# start of Record list

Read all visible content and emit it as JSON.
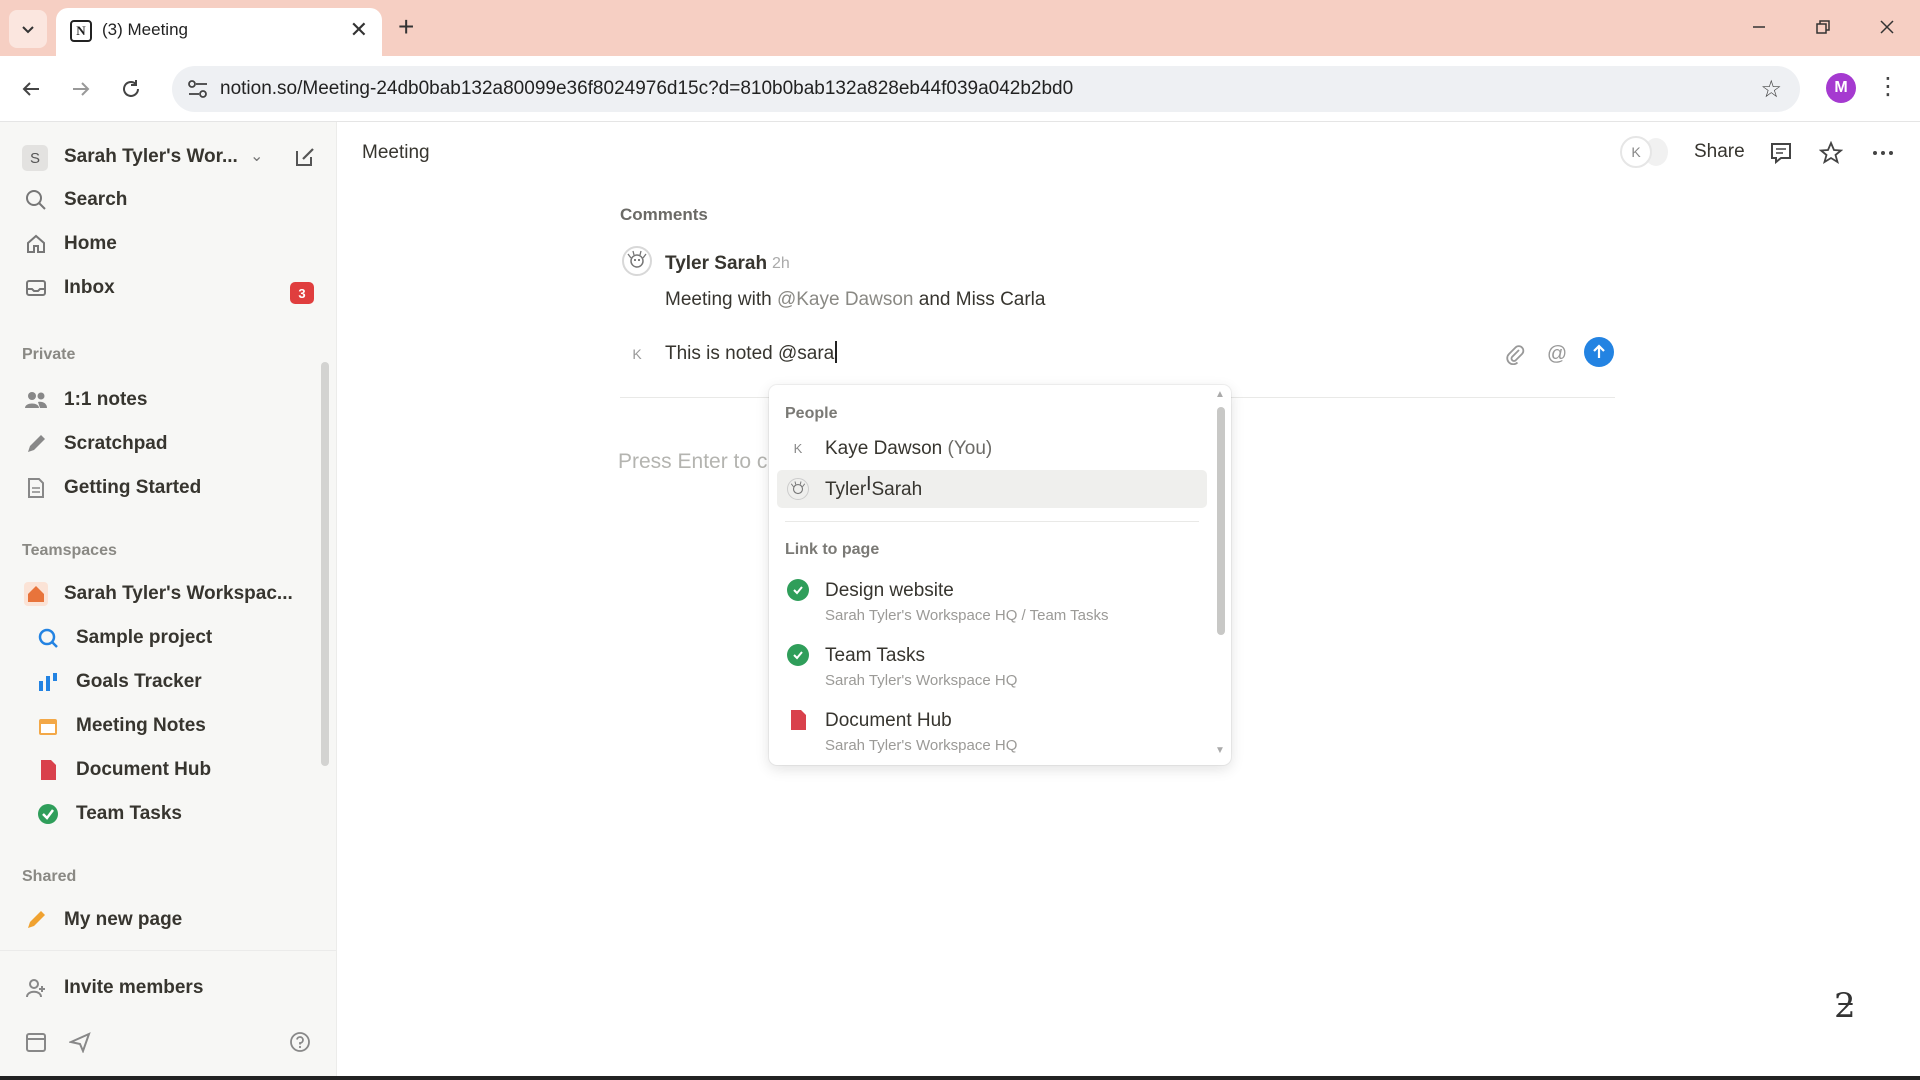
{
  "browser": {
    "tab_title": "(3) Meeting",
    "url": "notion.so/Meeting-24db0bab132a80099e36f8024976d15c?d=810b0bab132a828eb44f039a042b2bd0",
    "profile_initial": "M"
  },
  "sidebar": {
    "workspace_initial": "S",
    "workspace_name": "Sarah Tyler's Wor...",
    "top_items": [
      {
        "label": "Search"
      },
      {
        "label": "Home"
      },
      {
        "label": "Inbox"
      }
    ],
    "inbox_count": "3",
    "private_heading": "Private",
    "private_items": [
      {
        "label": "1:1 notes"
      },
      {
        "label": "Scratchpad"
      },
      {
        "label": "Getting Started"
      }
    ],
    "teamspaces_heading": "Teamspaces",
    "teamspace_name": "Sarah Tyler's Workspac...",
    "teamspace_items": [
      {
        "label": "Sample project"
      },
      {
        "label": "Goals Tracker"
      },
      {
        "label": "Meeting Notes"
      },
      {
        "label": "Document Hub"
      },
      {
        "label": "Team Tasks"
      }
    ],
    "shared_heading": "Shared",
    "shared_items": [
      {
        "label": "My new page"
      }
    ],
    "invite_label": "Invite members"
  },
  "topbar": {
    "page_title": "Meeting",
    "presence_initial": "K",
    "share_label": "Share"
  },
  "comments": {
    "heading": "Comments",
    "author": "Tyler Sarah",
    "time": "2h",
    "body_prefix": "Meeting with ",
    "body_mention": "@Kaye Dawson",
    "body_suffix": " and Miss Carla",
    "reply_avatar": "K",
    "reply_text": "This is noted @sara",
    "placeholder": "Press Enter to c"
  },
  "mention_menu": {
    "people_heading": "People",
    "people": [
      {
        "initial": "K",
        "label": "Kaye Dawson",
        "suffix": " (You)"
      },
      {
        "label": "Tyler Sarah",
        "selected": true
      }
    ],
    "pages_heading": "Link to page",
    "pages": [
      {
        "label": "Design website",
        "path": "Sarah Tyler's Workspace HQ / Team Tasks",
        "icon": "check-circle-icon"
      },
      {
        "label": "Team Tasks",
        "path": "Sarah Tyler's Workspace HQ",
        "icon": "check-circle-icon"
      },
      {
        "label": "Document Hub",
        "path": "Sarah Tyler's Workspace HQ",
        "icon": "document-icon"
      }
    ]
  },
  "colors": {
    "accent": "#2383e2",
    "inbox_badge": "#e03e3e",
    "tabbar": "#f6cfc3",
    "check_green": "#2f9e5a"
  }
}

# end of Record list

- Exercise objective -
Each record above is to be restated exactly, with its pictures removed from the copy.

- Task result -
Read all visible content and emit it as JSON.
{
  "browser": {
    "tab_title": "(3) Meeting",
    "url": "notion.so/Meeting-24db0bab132a80099e36f8024976d15c?d=810b0bab132a828eb44f039a042b2bd0",
    "profile_initial": "M"
  },
  "sidebar": {
    "workspace_initial": "S",
    "workspace_name": "Sarah Tyler's Wor...",
    "top_items": [
      {
        "label": "Search"
      },
      {
        "label": "Home"
      },
      {
        "label": "Inbox"
      }
    ],
    "inbox_count": "3",
    "private_heading": "Private",
    "private_items": [
      {
        "label": "1:1 notes"
      },
      {
        "label": "Scratchpad"
      },
      {
        "label": "Getting Started"
      }
    ],
    "teamspaces_heading": "Teamspaces",
    "teamspace_name": "Sarah Tyler's Workspac...",
    "teamspace_items": [
      {
        "label": "Sample project"
      },
      {
        "label": "Goals Tracker"
      },
      {
        "label": "Meeting Notes"
      },
      {
        "label": "Document Hub"
      },
      {
        "label": "Team Tasks"
      }
    ],
    "shared_heading": "Shared",
    "shared_items": [
      {
        "label": "My new page"
      }
    ],
    "invite_label": "Invite members"
  },
  "topbar": {
    "page_title": "Meeting",
    "presence_initial": "K",
    "share_label": "Share"
  },
  "comments": {
    "heading": "Comments",
    "author": "Tyler Sarah",
    "time": "2h",
    "body_prefix": "Meeting with ",
    "body_mention": "@Kaye Dawson",
    "body_suffix": " and Miss Carla",
    "reply_avatar": "K",
    "reply_text": "This is noted @sara",
    "placeholder": "Press Enter to c"
  },
  "mention_menu": {
    "people_heading": "People",
    "people": [
      {
        "initial": "K",
        "label": "Kaye Dawson",
        "suffix": " (You)"
      },
      {
        "label": "Tyler Sarah",
        "selected": true
      }
    ],
    "pages_heading": "Link to page",
    "pages": [
      {
        "label": "Design website",
        "path": "Sarah Tyler's Workspace HQ / Team Tasks",
        "icon": "check-circle-icon"
      },
      {
        "label": "Team Tasks",
        "path": "Sarah Tyler's Workspace HQ",
        "icon": "check-circle-icon"
      },
      {
        "label": "Document Hub",
        "path": "Sarah Tyler's Workspace HQ",
        "icon": "document-icon"
      }
    ]
  },
  "colors": {
    "accent": "#2383e2",
    "inbox_badge": "#e03e3e",
    "tabbar": "#f6cfc3",
    "check_green": "#2f9e5a"
  }
}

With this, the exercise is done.